* [Written instruction]
From the records below, extract all the text exactly and leave the images behind.

[Stored dataset items]

====================

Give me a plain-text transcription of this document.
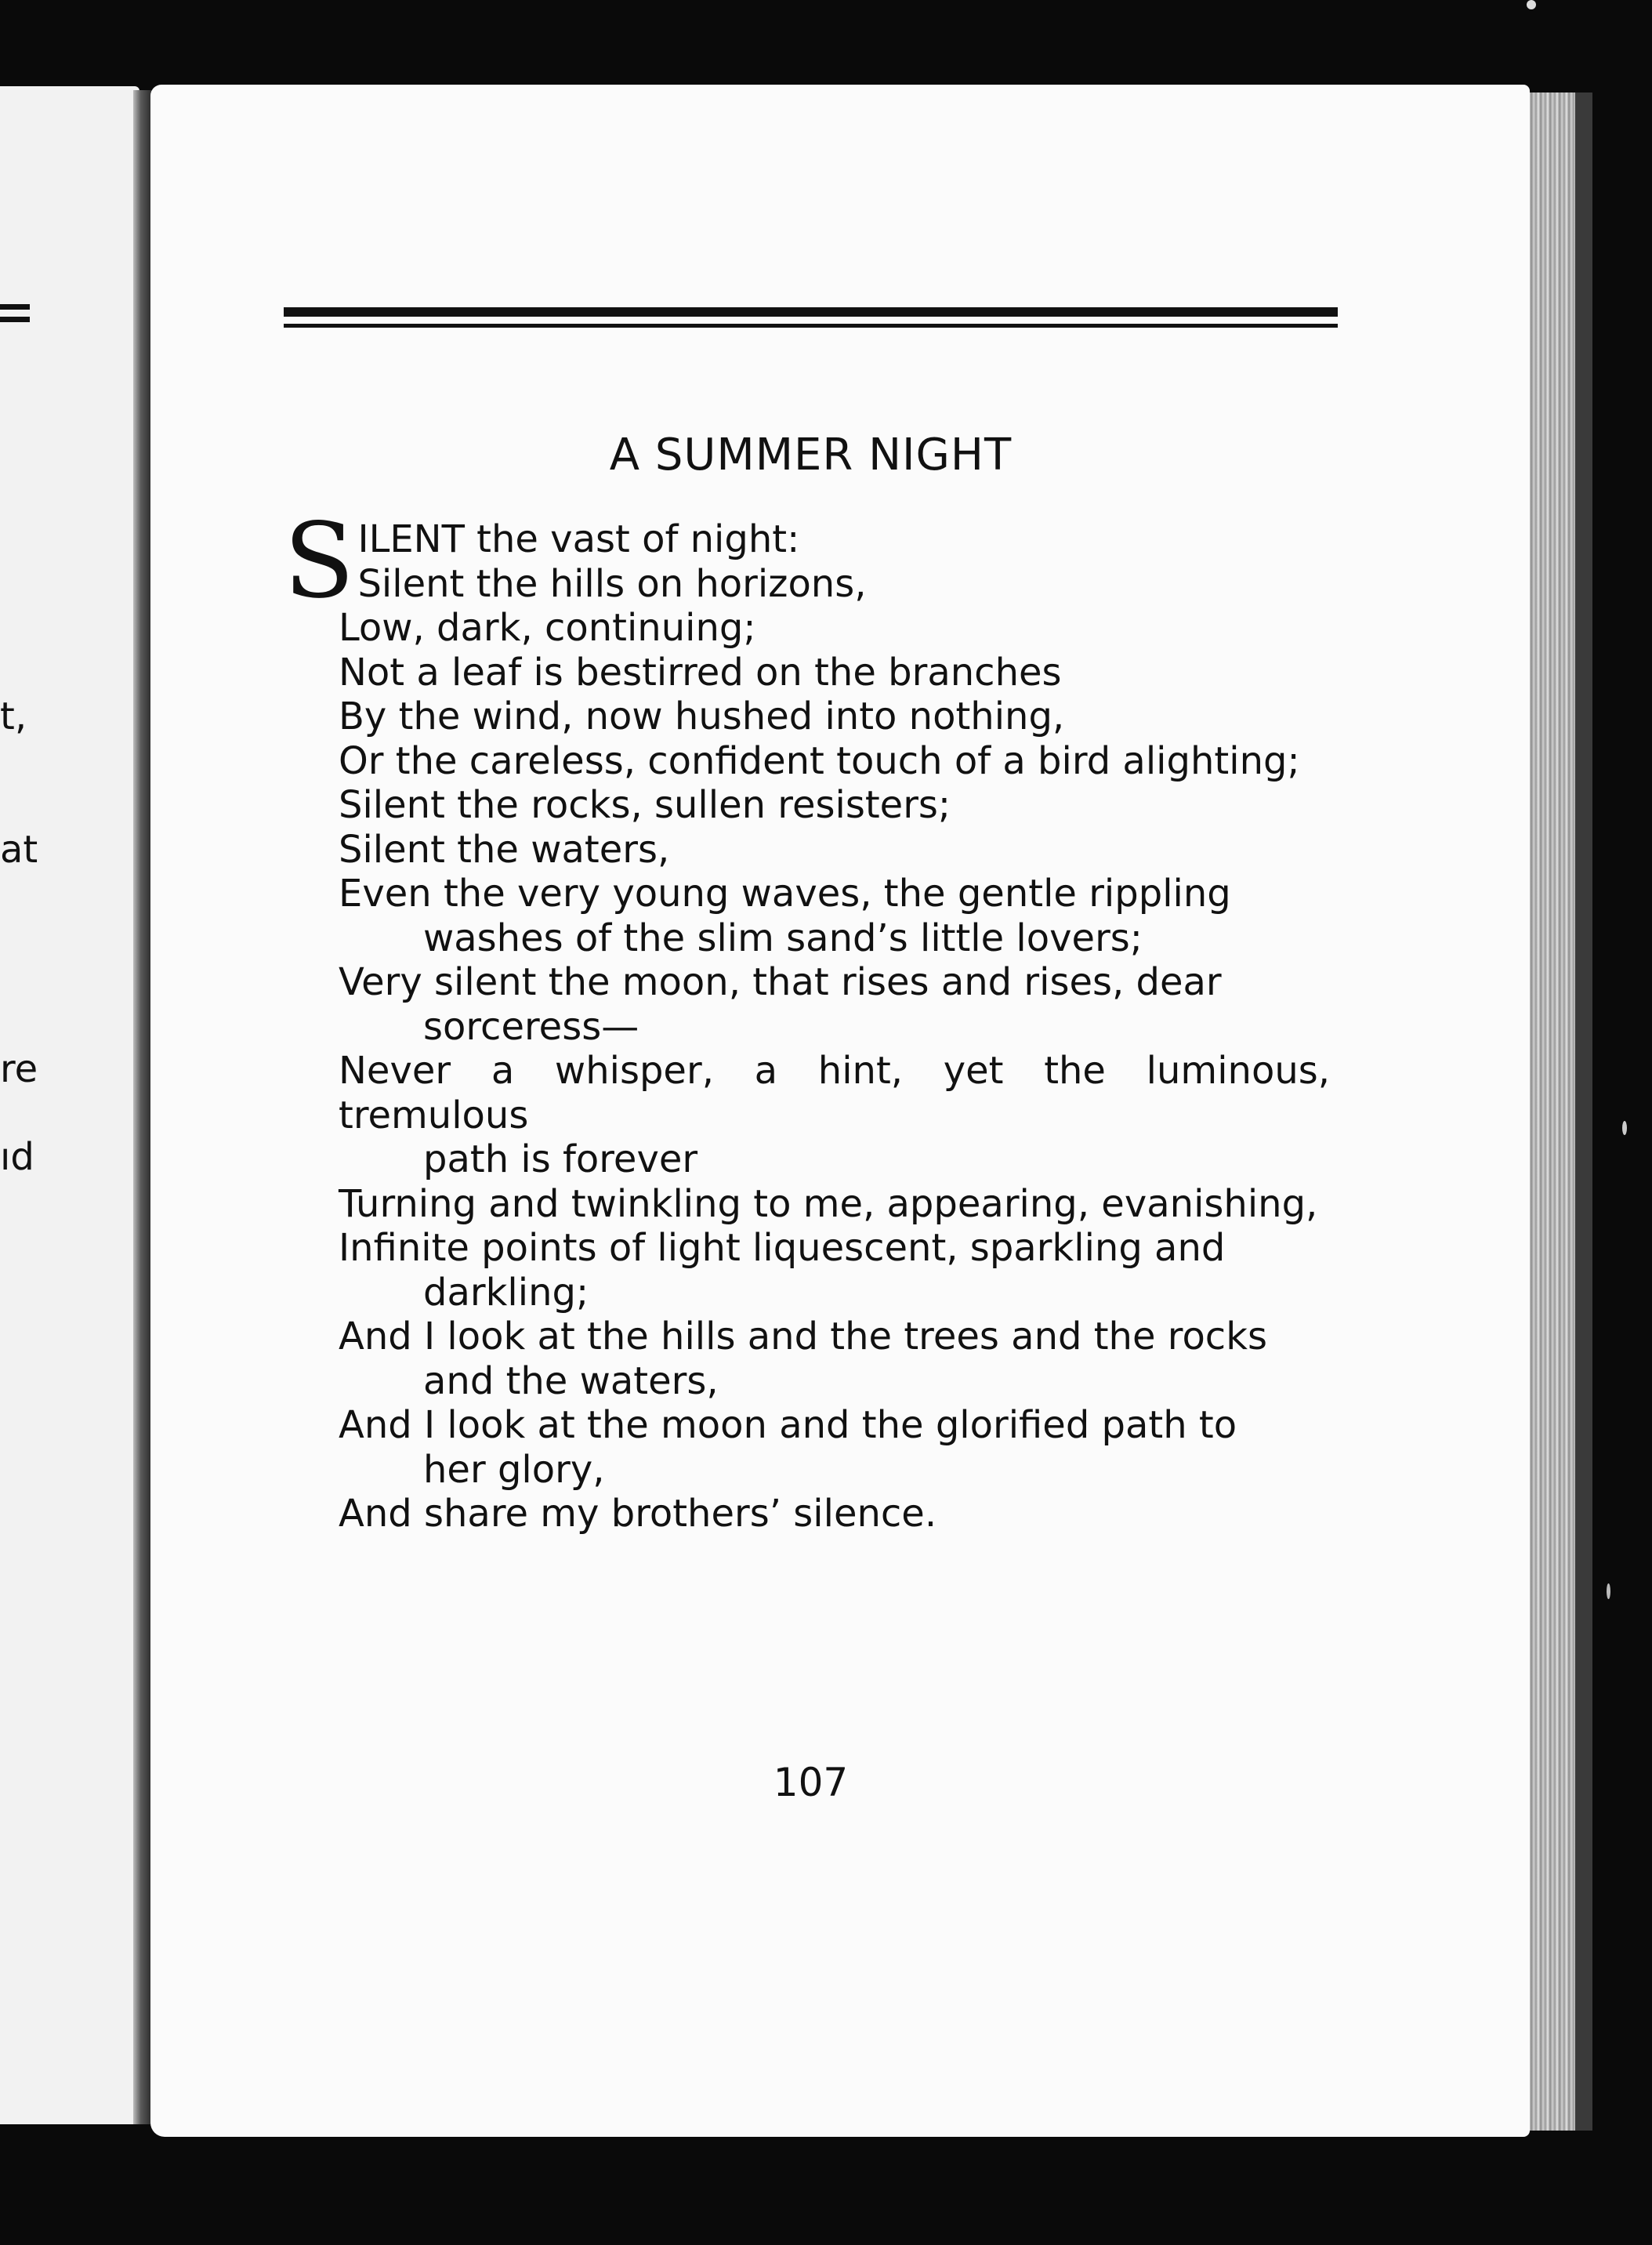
t,
at
re
ıd
A SUMMER NIGHT
S ILENT the vast of night:
Silent the hills on horizons,
Low, dark, continuing;
Not a leaf is bestirred on the branches
By the wind, now hushed into nothing,
Or the careless, confident touch of a bird alighting;
Silent the rocks, sullen resisters;
Silent the waters,
Even the very young waves, the gentle rippling
washes of the slim sand’s little lovers;
Very silent the moon, that rises and rises, dear
sorceress—
Never a whisper, a hint, yet the luminous, tremulous
path is forever
Turning and twinkling to me, appearing, evanishing,
Infinite points of light liquescent, sparkling and
darkling;
And I look at the hills and the trees and the rocks
and the waters,
And I look at the moon and the glorified path to
her glory,
And share my brothers’ silence.
107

====================

* [Exercise result]
Give me a plain-text transcription of this document.
t,
at
re
ıd
A SUMMER NIGHT
S ILENT the vast of night:
Silent the hills on horizons,
Low, dark, continuing;
Not a leaf is bestirred on the branches
By the wind, now hushed into nothing,
Or the careless, confident touch of a bird alighting;
Silent the rocks, sullen resisters;
Silent the waters,
Even the very young waves, the gentle rippling
washes of the slim sand’s little lovers;
Very silent the moon, that rises and rises, dear
sorceress—
Never a whisper, a hint, yet the luminous, tremulous
path is forever
Turning and twinkling to me, appearing, evanishing,
Infinite points of light liquescent, sparkling and
darkling;
And I look at the hills and the trees and the rocks
and the waters,
And I look at the moon and the glorified path to
her glory,
And share my brothers’ silence.
107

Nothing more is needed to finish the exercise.